• What you need to do
Below is a block of records; return all of them exactly, but without the images.
※ ※ ※
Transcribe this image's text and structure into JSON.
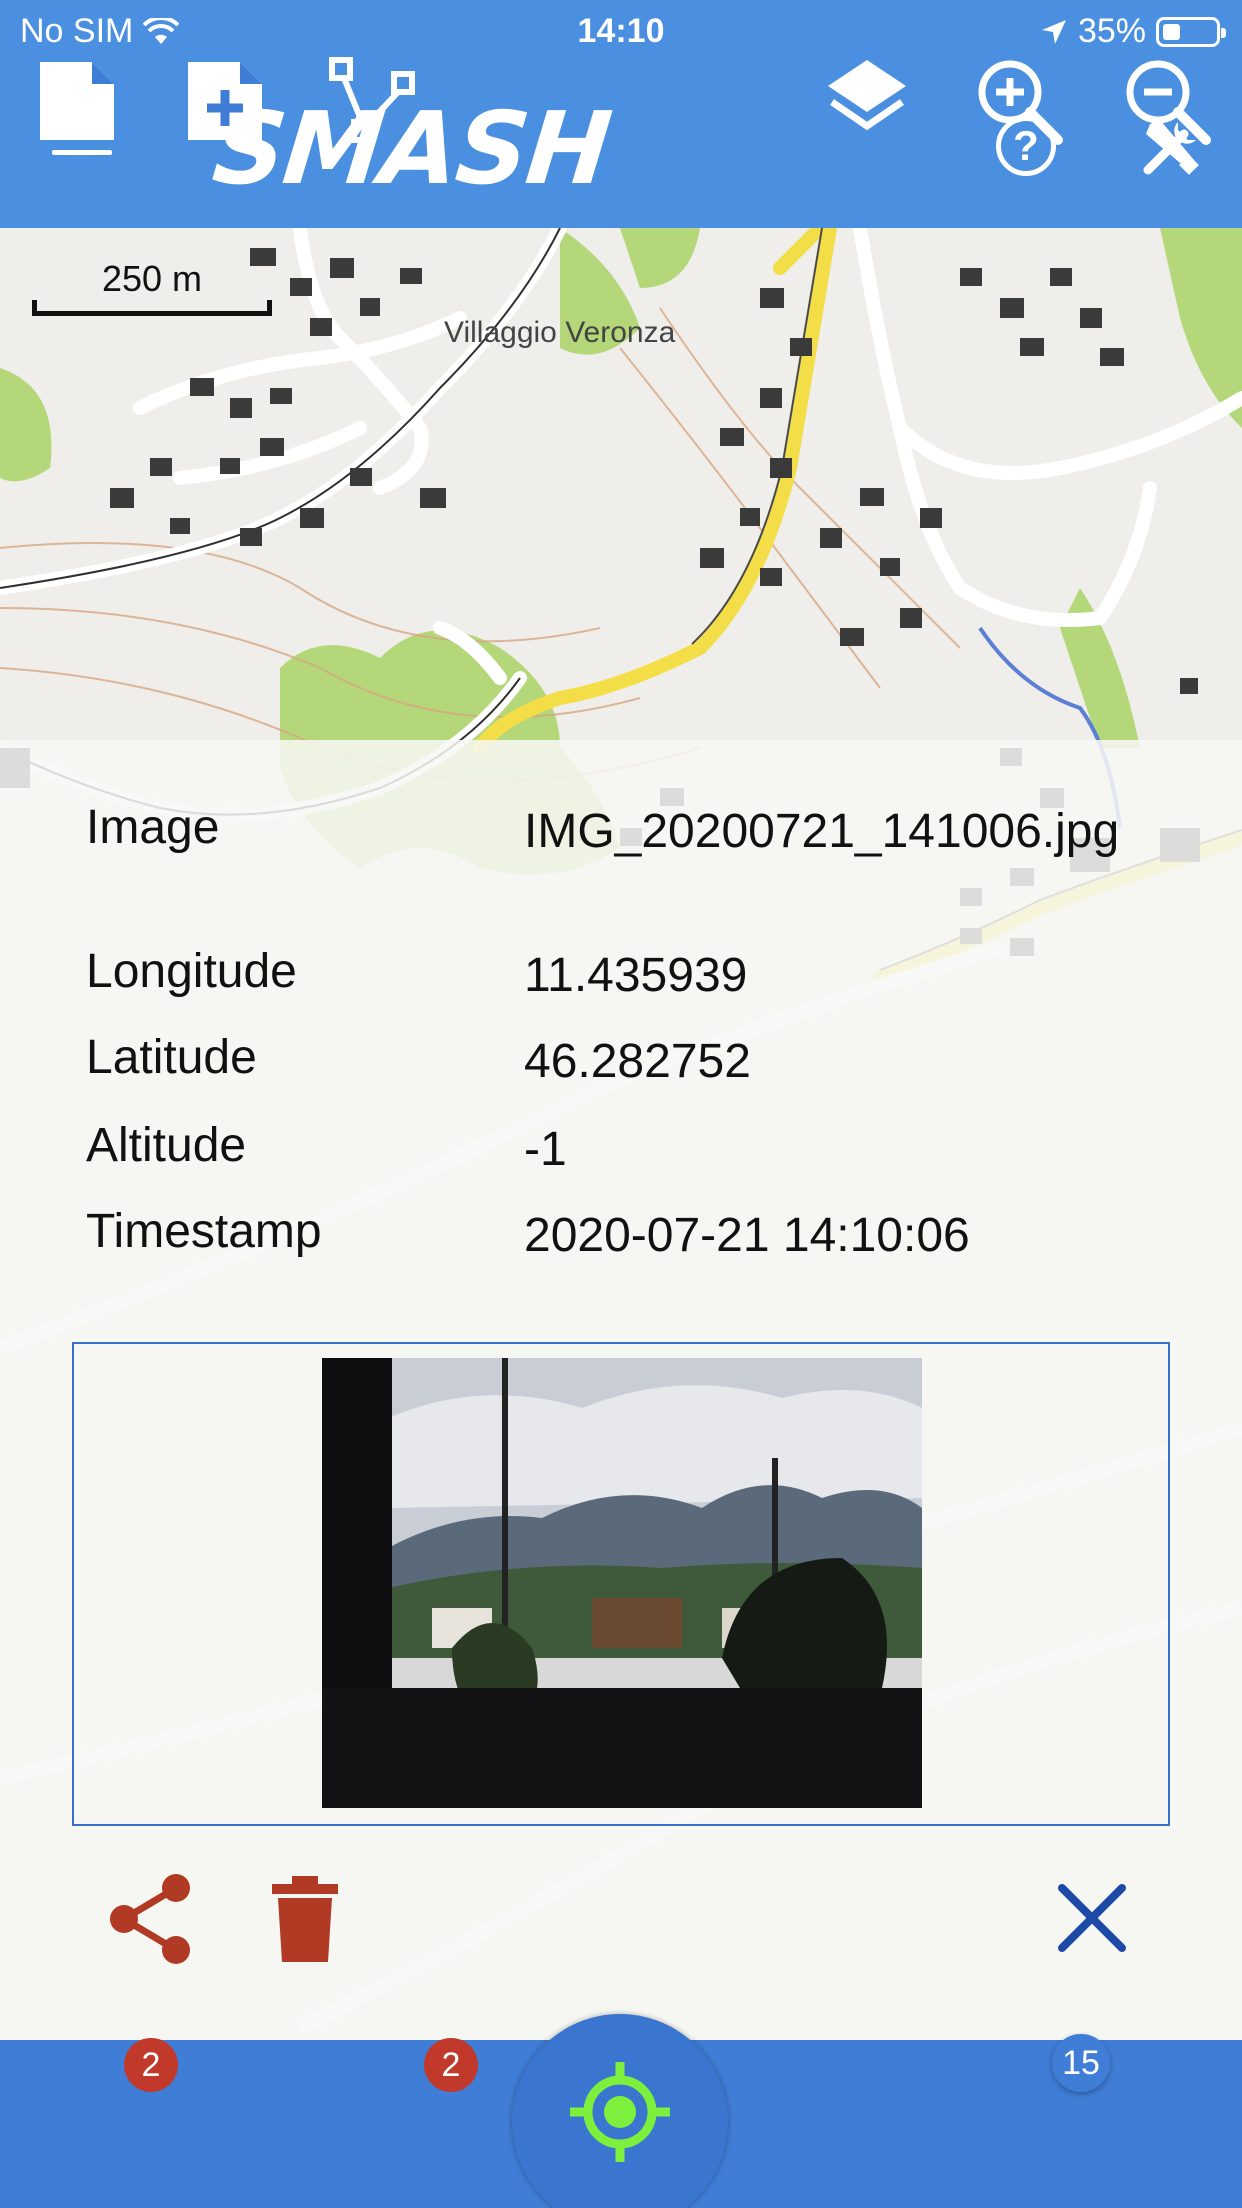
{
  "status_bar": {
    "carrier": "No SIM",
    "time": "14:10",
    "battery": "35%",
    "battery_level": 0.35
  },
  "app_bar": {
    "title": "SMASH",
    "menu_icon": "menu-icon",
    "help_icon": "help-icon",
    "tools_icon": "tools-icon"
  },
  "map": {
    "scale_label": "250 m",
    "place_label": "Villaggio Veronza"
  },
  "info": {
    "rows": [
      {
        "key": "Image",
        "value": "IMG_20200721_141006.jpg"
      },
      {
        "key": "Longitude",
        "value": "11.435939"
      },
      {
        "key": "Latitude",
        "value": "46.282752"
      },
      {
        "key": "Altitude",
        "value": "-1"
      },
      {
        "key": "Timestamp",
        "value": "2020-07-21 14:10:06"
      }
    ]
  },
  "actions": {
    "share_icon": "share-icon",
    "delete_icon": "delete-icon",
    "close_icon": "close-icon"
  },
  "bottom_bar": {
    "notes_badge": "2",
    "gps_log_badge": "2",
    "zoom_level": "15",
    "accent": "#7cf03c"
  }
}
※ ※ ※
• Solution to the problem
Transcribe this image's text and structure into JSON.
{
  "status_bar": {
    "carrier": "No SIM",
    "time": "14:10",
    "battery": "35%",
    "battery_level": 0.35
  },
  "app_bar": {
    "title": "SMASH",
    "menu_icon": "menu-icon",
    "help_icon": "help-icon",
    "tools_icon": "tools-icon"
  },
  "map": {
    "scale_label": "250 m",
    "place_label": "Villaggio Veronza"
  },
  "info": {
    "rows": [
      {
        "key": "Image",
        "value": "IMG_20200721_141006.jpg"
      },
      {
        "key": "Longitude",
        "value": "11.435939"
      },
      {
        "key": "Latitude",
        "value": "46.282752"
      },
      {
        "key": "Altitude",
        "value": "-1"
      },
      {
        "key": "Timestamp",
        "value": "2020-07-21 14:10:06"
      }
    ]
  },
  "actions": {
    "share_icon": "share-icon",
    "delete_icon": "delete-icon",
    "close_icon": "close-icon"
  },
  "bottom_bar": {
    "notes_badge": "2",
    "gps_log_badge": "2",
    "zoom_level": "15",
    "accent": "#7cf03c"
  }
}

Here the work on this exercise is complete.